■ Document text ■

Demand drives investment activity
Corporations are making their products greener, reducing their footprint, and investing in their future. Corporate venture arms along with VCs have almost doubled their investment amounts in clean energy since 2011 according to IEA.org. These investments are generally in technologies that fall outside their core competencies, as they look to new ways of adding significant value to their customers.
Demand also drives divestment. By simply transferring money from one investment type to another, large investors have already drastically changed the landscape. Funds committed to divestment have leapt from $52 billion in 2014 to more than $11 trillion today, according to 350.org, and at the start of 2020, the world’;s largest asset manager BlackRock said it would divest from coal and increase investments in sustainable companies from £68 billion to £760 billion.
For Inerjys Ventures, the question is not if money can save the planet, but rather will the private sector—investors and corporations alike—increase their appetite for cleantech investments rapidly enough? By comparison in 2018, IT companies raised 14 times more than businesses innovating in renewables, according to PitchBook . As the masses start to put more emphasis on sustainability, investors will follow the money, and our planet will be better for it.

Bounding box prediction data

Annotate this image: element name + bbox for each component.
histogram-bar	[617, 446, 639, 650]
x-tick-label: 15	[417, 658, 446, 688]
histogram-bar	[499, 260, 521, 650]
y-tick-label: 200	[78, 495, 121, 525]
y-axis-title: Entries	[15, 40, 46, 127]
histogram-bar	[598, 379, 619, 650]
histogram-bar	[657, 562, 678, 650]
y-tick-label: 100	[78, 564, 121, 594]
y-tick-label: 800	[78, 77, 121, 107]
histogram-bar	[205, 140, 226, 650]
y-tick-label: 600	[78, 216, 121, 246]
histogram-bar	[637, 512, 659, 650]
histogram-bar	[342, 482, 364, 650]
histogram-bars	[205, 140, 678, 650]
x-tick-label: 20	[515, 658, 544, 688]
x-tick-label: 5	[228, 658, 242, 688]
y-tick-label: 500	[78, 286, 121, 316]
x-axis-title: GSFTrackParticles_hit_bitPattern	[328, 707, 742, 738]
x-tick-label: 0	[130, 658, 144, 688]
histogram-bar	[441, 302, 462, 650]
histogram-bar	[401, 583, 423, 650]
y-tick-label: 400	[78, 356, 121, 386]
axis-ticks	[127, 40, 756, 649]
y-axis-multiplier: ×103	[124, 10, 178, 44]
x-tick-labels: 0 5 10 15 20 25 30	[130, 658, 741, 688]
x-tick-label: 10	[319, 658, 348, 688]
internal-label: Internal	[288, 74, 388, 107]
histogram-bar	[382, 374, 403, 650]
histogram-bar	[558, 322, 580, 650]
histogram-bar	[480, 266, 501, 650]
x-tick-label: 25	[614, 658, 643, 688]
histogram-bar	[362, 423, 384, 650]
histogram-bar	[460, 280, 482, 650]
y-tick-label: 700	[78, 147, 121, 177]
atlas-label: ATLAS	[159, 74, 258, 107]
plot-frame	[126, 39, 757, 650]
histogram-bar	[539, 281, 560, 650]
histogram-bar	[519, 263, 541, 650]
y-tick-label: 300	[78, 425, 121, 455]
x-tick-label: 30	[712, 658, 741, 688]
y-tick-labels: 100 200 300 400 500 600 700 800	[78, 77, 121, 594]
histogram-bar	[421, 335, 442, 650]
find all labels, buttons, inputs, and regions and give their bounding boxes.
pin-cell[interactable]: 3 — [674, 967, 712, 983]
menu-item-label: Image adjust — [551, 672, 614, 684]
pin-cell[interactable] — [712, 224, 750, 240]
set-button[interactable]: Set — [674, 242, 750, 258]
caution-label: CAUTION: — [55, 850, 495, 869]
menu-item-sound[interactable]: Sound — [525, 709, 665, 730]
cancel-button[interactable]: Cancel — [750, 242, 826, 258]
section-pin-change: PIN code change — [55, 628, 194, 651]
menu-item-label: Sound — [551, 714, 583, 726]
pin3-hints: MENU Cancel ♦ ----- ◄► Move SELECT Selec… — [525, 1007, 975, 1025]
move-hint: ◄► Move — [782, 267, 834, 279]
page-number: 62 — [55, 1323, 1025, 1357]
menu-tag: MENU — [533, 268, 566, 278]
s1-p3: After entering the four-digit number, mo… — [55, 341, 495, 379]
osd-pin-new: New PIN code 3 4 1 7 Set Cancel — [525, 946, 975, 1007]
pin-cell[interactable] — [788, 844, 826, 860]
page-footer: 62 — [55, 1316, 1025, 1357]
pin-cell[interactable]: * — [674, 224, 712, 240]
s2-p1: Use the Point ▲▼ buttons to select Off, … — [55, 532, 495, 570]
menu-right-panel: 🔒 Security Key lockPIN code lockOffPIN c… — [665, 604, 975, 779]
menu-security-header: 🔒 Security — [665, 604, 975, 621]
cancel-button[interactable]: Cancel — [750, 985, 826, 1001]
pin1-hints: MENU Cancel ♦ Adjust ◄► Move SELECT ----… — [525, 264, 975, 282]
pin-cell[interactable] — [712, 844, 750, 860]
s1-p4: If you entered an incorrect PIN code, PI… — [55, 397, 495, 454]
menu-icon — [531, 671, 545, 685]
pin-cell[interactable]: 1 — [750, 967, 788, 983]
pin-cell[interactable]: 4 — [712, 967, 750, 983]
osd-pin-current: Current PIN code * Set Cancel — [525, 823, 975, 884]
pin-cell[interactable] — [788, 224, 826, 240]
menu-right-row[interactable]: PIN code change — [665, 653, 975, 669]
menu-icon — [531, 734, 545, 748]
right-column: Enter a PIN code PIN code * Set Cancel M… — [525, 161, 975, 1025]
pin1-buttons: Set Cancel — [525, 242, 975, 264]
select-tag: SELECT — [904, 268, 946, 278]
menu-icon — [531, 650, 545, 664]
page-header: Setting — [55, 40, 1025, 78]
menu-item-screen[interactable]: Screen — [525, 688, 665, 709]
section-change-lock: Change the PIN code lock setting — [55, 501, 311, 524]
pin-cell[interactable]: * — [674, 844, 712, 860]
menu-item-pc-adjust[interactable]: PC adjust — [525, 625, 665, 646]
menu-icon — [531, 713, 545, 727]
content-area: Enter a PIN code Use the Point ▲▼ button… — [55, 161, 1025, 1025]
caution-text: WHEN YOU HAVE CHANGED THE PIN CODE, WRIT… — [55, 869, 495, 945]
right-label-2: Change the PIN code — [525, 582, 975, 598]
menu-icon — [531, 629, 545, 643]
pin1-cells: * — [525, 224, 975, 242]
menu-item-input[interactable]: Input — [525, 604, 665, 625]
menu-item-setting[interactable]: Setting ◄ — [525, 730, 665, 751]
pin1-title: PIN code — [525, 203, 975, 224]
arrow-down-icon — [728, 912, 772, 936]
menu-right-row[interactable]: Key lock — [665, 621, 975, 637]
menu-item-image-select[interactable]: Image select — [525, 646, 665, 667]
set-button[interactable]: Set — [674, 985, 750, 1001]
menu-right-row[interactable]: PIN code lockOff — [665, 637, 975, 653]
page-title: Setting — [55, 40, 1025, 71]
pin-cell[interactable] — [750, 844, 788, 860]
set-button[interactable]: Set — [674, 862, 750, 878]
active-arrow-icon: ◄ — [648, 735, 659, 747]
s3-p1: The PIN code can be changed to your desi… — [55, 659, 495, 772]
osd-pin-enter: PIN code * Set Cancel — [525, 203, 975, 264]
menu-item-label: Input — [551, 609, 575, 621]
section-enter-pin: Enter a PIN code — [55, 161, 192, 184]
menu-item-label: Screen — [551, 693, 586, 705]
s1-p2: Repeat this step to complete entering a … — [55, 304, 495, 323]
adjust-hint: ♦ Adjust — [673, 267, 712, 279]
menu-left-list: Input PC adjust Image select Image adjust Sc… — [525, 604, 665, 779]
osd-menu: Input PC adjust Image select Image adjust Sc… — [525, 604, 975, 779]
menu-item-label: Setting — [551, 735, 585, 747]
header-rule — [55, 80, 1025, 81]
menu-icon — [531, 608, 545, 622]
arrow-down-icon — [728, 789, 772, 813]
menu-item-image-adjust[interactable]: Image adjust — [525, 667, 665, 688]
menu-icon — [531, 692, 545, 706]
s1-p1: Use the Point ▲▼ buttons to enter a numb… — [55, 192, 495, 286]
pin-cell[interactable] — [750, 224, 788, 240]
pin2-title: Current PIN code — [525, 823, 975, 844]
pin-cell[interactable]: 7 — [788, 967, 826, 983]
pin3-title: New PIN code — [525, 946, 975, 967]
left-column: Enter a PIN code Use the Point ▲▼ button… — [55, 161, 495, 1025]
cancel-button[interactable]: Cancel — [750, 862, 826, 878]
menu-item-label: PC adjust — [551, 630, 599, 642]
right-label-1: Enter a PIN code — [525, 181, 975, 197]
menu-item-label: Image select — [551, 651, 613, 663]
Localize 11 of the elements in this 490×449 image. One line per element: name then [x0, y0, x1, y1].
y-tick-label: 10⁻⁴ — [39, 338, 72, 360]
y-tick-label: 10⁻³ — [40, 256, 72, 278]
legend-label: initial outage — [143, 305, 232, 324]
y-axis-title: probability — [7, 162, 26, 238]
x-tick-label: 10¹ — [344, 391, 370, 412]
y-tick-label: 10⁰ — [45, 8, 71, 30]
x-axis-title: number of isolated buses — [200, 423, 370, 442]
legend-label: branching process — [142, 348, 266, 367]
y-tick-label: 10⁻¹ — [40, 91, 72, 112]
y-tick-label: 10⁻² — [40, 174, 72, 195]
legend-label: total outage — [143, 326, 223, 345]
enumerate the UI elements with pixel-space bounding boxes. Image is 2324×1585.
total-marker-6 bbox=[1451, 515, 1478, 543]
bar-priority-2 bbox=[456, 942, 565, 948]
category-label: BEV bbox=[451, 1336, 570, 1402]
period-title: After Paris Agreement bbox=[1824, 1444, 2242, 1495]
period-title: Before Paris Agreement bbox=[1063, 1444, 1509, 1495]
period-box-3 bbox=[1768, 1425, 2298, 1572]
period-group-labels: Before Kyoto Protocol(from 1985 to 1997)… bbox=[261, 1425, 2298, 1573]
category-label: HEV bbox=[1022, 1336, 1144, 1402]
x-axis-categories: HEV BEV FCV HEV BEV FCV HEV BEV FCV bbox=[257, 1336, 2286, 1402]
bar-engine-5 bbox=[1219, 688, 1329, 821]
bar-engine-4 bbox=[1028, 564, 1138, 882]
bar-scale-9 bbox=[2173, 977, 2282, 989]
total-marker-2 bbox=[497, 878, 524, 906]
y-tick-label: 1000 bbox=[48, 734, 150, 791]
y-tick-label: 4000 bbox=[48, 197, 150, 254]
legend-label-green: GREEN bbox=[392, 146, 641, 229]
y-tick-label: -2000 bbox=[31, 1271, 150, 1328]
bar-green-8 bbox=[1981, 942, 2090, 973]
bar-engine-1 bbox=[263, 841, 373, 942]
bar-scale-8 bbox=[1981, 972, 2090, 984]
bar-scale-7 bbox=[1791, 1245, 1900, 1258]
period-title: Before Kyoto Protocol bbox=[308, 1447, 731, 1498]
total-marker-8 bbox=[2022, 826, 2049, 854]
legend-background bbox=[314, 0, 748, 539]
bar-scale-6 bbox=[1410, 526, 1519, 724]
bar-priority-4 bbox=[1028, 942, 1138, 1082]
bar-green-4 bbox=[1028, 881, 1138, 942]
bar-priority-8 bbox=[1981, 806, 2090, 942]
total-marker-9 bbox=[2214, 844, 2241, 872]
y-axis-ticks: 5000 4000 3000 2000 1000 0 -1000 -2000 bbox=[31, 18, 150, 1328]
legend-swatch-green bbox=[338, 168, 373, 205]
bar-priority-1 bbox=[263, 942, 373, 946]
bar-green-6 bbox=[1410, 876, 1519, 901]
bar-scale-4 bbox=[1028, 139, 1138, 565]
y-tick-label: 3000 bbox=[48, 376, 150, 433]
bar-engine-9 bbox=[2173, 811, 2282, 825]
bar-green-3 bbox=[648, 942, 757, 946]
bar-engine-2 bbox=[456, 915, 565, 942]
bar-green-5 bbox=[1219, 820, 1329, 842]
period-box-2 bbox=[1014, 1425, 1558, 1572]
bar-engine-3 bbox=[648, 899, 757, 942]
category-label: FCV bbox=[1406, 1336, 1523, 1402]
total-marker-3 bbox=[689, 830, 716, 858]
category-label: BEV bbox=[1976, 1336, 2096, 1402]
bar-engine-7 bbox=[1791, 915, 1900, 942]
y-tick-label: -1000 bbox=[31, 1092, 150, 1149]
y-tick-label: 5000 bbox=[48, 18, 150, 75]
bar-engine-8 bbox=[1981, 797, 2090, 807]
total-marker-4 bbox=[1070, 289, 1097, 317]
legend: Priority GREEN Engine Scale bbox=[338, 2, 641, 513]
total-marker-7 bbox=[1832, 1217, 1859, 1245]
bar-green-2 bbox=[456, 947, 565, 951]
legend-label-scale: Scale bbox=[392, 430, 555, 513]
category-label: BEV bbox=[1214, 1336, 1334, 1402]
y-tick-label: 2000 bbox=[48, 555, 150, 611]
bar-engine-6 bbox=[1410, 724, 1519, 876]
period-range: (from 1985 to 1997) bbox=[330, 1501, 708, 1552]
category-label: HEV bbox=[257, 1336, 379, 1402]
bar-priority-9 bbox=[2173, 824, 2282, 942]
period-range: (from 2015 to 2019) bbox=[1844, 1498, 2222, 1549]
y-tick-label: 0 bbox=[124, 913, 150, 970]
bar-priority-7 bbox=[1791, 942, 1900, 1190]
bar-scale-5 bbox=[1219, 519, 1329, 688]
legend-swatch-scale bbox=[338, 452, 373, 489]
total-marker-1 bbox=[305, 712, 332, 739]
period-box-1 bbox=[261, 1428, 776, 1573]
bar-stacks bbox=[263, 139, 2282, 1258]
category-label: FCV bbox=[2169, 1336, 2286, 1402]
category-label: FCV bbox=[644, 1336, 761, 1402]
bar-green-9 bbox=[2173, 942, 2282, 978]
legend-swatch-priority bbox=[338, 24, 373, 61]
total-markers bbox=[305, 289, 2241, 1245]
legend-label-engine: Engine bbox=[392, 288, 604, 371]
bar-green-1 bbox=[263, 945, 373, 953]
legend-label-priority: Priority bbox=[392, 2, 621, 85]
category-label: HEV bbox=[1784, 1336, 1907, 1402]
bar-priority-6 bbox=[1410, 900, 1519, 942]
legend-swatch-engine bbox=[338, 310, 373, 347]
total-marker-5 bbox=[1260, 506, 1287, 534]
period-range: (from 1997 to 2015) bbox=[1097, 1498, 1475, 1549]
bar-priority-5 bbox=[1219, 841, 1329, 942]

■ Task description ■
How would the passage on cleantech investment go on? Continue it from after its last sentence.

■ Response area ■
It’s not the world that we have to save, but ourselves
Engineer, writer, interdisciplinary researcher and lecturer. Co-author of Projet de Décroissance (Utopia, 2013) and coordinator of Cargonomia
Let’s start with the obvious, always worth remembering, with this prophecy of a Cree Native American: “When the last tree is felled, the last river is poisoned, the last fish is caught, only then will you realize that money cannot be eaten”. And here we are, merrily crossing ecological limits, as the fires in Australia are reminding us. And money continues to flow, more than ever, with a new record for shareholder dividends. So, can it help us “save the world”?
Money – a fetishized and central social construction
The answer is no. First, the planet will save itself, without us. We should rather question our increasingly addictive civilizational model, calculated with the growth of GDP, so in a currency. Will we be able to stop this destructive headlong rush before it is too late?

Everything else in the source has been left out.